### Challenge
Entries follow. Set all of them down as they stand.

* Begin *

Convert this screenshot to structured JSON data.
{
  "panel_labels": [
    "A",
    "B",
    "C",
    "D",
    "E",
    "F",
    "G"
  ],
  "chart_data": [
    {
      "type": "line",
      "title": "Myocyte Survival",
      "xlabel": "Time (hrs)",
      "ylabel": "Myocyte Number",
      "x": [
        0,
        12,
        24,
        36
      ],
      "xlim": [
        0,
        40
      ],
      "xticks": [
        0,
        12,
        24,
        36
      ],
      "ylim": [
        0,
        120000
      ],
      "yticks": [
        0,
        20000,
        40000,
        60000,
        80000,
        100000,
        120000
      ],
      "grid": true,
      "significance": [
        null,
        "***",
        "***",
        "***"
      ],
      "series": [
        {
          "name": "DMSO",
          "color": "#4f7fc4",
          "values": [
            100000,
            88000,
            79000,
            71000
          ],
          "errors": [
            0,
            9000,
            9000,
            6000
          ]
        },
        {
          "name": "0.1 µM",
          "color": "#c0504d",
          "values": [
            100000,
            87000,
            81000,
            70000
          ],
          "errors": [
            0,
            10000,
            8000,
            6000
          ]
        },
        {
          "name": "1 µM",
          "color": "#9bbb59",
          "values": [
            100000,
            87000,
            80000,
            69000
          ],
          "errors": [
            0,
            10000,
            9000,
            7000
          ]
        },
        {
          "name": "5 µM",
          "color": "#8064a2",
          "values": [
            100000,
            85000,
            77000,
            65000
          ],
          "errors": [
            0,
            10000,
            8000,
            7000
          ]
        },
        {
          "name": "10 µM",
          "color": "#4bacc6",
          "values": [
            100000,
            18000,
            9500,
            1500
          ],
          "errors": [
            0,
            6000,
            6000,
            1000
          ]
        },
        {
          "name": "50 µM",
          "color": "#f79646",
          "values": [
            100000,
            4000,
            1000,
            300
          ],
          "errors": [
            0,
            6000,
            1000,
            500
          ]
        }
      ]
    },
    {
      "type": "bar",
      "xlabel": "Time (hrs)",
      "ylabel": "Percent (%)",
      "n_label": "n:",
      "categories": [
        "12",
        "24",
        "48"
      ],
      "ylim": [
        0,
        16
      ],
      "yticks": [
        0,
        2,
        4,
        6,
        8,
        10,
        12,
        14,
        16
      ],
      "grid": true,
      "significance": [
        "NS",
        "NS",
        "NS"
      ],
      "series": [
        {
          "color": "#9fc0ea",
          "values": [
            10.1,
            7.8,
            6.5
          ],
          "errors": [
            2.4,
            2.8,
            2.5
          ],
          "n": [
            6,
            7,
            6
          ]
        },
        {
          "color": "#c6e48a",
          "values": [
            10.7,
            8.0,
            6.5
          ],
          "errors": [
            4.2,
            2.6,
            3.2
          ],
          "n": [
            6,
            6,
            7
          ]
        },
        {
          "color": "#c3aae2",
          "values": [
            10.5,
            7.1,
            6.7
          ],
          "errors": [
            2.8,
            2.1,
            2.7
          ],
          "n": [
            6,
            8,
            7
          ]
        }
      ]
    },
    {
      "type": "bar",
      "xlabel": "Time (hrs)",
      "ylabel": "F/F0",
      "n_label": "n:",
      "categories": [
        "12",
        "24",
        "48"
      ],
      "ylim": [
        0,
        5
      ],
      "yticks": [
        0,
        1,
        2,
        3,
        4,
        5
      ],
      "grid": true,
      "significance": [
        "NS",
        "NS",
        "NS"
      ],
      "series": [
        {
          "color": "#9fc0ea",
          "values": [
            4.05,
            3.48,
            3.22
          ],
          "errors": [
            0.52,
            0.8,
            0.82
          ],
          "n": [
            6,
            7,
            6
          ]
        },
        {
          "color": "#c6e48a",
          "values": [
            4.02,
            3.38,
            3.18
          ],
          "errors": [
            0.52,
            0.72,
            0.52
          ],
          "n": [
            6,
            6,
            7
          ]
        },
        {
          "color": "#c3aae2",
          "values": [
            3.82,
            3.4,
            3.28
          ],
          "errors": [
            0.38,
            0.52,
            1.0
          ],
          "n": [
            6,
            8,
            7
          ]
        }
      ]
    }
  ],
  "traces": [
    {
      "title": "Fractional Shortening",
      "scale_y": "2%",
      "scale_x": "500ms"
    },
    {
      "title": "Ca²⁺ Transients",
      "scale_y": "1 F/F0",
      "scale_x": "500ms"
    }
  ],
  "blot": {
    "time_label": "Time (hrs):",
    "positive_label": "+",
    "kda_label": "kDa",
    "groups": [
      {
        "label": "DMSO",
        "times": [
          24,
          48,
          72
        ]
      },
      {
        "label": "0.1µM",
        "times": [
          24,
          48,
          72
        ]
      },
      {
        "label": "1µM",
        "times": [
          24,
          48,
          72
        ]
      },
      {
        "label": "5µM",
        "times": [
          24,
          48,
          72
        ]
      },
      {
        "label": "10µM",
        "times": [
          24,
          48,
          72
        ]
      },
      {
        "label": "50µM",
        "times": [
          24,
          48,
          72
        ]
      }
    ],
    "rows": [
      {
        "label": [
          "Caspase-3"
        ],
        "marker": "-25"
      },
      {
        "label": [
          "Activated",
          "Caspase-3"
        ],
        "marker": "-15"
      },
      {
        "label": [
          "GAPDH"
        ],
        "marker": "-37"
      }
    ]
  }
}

* End *

### Exercise output
Convert this screenshot to structured JSON data.
{
  "panel_labels": [
    "A",
    "B",
    "C",
    "D",
    "E",
    "F",
    "G"
  ],
  "chart_data": [
    {
      "type": "line",
      "title": "Myocyte Survival",
      "xlabel": "Time (hrs)",
      "ylabel": "Myocyte Number",
      "x": [
        0,
        12,
        24,
        36
      ],
      "xlim": [
        0,
        40
      ],
      "xticks": [
        0,
        12,
        24,
        36
      ],
      "ylim": [
        0,
        120000
      ],
      "yticks": [
        0,
        20000,
        40000,
        60000,
        80000,
        100000,
        120000
      ],
      "grid": true,
      "significance": [
        null,
        "***",
        "***",
        "***"
      ],
      "series": [
        {
          "name": "DMSO",
          "color": "#4f7fc4",
          "values": [
            100000,
            88000,
            79000,
            71000
          ],
          "errors": [
            0,
            9000,
            9000,
            6000
          ]
        },
        {
          "name": "0.1 µM",
          "color": "#c0504d",
          "values": [
            100000,
            87000,
            81000,
            70000
          ],
          "errors": [
            0,
            10000,
            8000,
            6000
          ]
        },
        {
          "name": "1 µM",
          "color": "#9bbb59",
          "values": [
            100000,
            87000,
            80000,
            69000
          ],
          "errors": [
            0,
            10000,
            9000,
            7000
          ]
        },
        {
          "name": "5 µM",
          "color": "#8064a2",
          "values": [
            100000,
            85000,
            77000,
            65000
          ],
          "errors": [
            0,
            10000,
            8000,
            7000
          ]
        },
        {
          "name": "10 µM",
          "color": "#4bacc6",
          "values": [
            100000,
            18000,
            9500,
            1500
          ],
          "errors": [
            0,
            6000,
            6000,
            1000
          ]
        },
        {
          "name": "50 µM",
          "color": "#f79646",
          "values": [
            100000,
            4000,
            1000,
            300
          ],
          "errors": [
            0,
            6000,
            1000,
            500
          ]
        }
      ]
    },
    {
      "type": "bar",
      "xlabel": "Time (hrs)",
      "ylabel": "Percent (%)",
      "n_label": "n:",
      "categories": [
        "12",
        "24",
        "48"
      ],
      "ylim": [
        0,
        16
      ],
      "yticks": [
        0,
        2,
        4,
        6,
        8,
        10,
        12,
        14,
        16
      ],
      "grid": true,
      "significance": [
        "NS",
        "NS",
        "NS"
      ],
      "series": [
        {
          "color": "#9fc0ea",
          "values": [
            10.1,
            7.8,
            6.5
          ],
          "errors": [
            2.4,
            2.8,
            2.5
          ],
          "n": [
            6,
            7,
            6
          ]
        },
        {
          "color": "#c6e48a",
          "values": [
            10.7,
            8.0,
            6.5
          ],
          "errors": [
            4.2,
            2.6,
            3.2
          ],
          "n": [
            6,
            6,
            7
          ]
        },
        {
          "color": "#c3aae2",
          "values": [
            10.5,
            7.1,
            6.7
          ],
          "errors": [
            2.8,
            2.1,
            2.7
          ],
          "n": [
            6,
            8,
            7
          ]
        }
      ]
    },
    {
      "type": "bar",
      "xlabel": "Time (hrs)",
      "ylabel": "F/F0",
      "n_label": "n:",
      "categories": [
        "12",
        "24",
        "48"
      ],
      "ylim": [
        0,
        5
      ],
      "yticks": [
        0,
        1,
        2,
        3,
        4,
        5
      ],
      "grid": true,
      "significance": [
        "NS",
        "NS",
        "NS"
      ],
      "series": [
        {
          "color": "#9fc0ea",
          "values": [
            4.05,
            3.48,
            3.22
          ],
          "errors": [
            0.52,
            0.8,
            0.82
          ],
          "n": [
            6,
            7,
            6
          ]
        },
        {
          "color": "#c6e48a",
          "values": [
            4.02,
            3.38,
            3.18
          ],
          "errors": [
            0.52,
            0.72,
            0.52
          ],
          "n": [
            6,
            6,
            7
          ]
        },
        {
          "color": "#c3aae2",
          "values": [
            3.82,
            3.4,
            3.28
          ],
          "errors": [
            0.38,
            0.52,
            1.0
          ],
          "n": [
            6,
            8,
            7
          ]
        }
      ]
    }
  ],
  "traces": [
    {
      "title": "Fractional Shortening",
      "scale_y": "2%",
      "scale_x": "500ms"
    },
    {
      "title": "Ca²⁺ Transients",
      "scale_y": "1 F/F0",
      "scale_x": "500ms"
    }
  ],
  "blot": {
    "time_label": "Time (hrs):",
    "positive_label": "+",
    "kda_label": "kDa",
    "groups": [
      {
        "label": "DMSO",
        "times": [
          24,
          48,
          72
        ]
      },
      {
        "label": "0.1µM",
        "times": [
          24,
          48,
          72
        ]
      },
      {
        "label": "1µM",
        "times": [
          24,
          48,
          72
        ]
      },
      {
        "label": "5µM",
        "times": [
          24,
          48,
          72
        ]
      },
      {
        "label": "10µM",
        "times": [
          24,
          48,
          72
        ]
      },
      {
        "label": "50µM",
        "times": [
          24,
          48,
          72
        ]
      }
    ],
    "rows": [
      {
        "label": [
          "Caspase-3"
        ],
        "marker": "-25"
      },
      {
        "label": [
          "Activated",
          "Caspase-3"
        ],
        "marker": "-15"
      },
      {
        "label": [
          "GAPDH"
        ],
        "marker": "-37"
      }
    ]
  }
}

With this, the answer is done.